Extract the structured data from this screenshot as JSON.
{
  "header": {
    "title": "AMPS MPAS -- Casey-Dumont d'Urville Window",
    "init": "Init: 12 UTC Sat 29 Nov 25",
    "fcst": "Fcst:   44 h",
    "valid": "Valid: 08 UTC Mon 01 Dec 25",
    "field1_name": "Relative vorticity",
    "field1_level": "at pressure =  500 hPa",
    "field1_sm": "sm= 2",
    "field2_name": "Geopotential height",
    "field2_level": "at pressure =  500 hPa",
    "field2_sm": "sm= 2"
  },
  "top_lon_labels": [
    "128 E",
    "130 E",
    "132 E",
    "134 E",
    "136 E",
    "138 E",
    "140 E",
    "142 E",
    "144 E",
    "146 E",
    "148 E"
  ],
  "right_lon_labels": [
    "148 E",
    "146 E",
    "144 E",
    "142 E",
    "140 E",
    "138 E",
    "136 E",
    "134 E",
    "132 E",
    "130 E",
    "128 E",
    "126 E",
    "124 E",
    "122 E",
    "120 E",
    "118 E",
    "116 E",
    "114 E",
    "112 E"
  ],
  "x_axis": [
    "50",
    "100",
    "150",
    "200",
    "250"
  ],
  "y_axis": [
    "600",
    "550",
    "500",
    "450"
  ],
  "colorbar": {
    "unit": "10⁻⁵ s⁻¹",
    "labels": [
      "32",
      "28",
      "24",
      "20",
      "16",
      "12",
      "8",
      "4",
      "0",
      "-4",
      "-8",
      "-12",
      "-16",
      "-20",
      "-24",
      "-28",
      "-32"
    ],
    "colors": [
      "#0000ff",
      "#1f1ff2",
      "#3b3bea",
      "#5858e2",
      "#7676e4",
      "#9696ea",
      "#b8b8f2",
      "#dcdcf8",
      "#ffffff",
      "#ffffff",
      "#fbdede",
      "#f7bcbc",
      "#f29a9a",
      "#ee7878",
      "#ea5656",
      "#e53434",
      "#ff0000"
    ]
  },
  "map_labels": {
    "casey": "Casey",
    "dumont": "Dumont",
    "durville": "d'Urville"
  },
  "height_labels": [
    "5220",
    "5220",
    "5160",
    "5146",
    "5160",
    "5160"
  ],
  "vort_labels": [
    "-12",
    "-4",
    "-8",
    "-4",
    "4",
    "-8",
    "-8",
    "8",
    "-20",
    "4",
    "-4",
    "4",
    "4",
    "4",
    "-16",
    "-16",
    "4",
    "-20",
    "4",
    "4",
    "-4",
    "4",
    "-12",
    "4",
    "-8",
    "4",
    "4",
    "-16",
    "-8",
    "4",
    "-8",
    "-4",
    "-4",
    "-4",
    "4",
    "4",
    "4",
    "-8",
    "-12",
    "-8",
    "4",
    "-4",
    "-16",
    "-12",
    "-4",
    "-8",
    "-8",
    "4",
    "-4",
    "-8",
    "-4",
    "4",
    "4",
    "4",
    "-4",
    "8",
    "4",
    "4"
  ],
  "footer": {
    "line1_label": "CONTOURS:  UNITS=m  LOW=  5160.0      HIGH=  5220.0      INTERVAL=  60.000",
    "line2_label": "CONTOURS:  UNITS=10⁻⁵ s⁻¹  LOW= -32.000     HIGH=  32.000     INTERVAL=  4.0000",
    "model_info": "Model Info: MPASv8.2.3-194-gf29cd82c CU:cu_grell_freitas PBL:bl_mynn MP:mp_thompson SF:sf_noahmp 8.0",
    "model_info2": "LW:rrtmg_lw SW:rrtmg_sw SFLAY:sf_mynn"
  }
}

+--

◆ **WHAT YOU HAVE TO DO**
Copy all lines in the listing above where the string "HIGH" appears.

◆ **RESULT**
    "line1_label": "CONTOURS:  UNITS=m  LOW=  5160.0      HIGH=  5220.0      INTERVAL=  60.000",
    "line2_label": "CONTOURS:  UNITS=10⁻⁵ s⁻¹  LOW= -32.000     HIGH=  32.000     INTERVAL=  4.0000",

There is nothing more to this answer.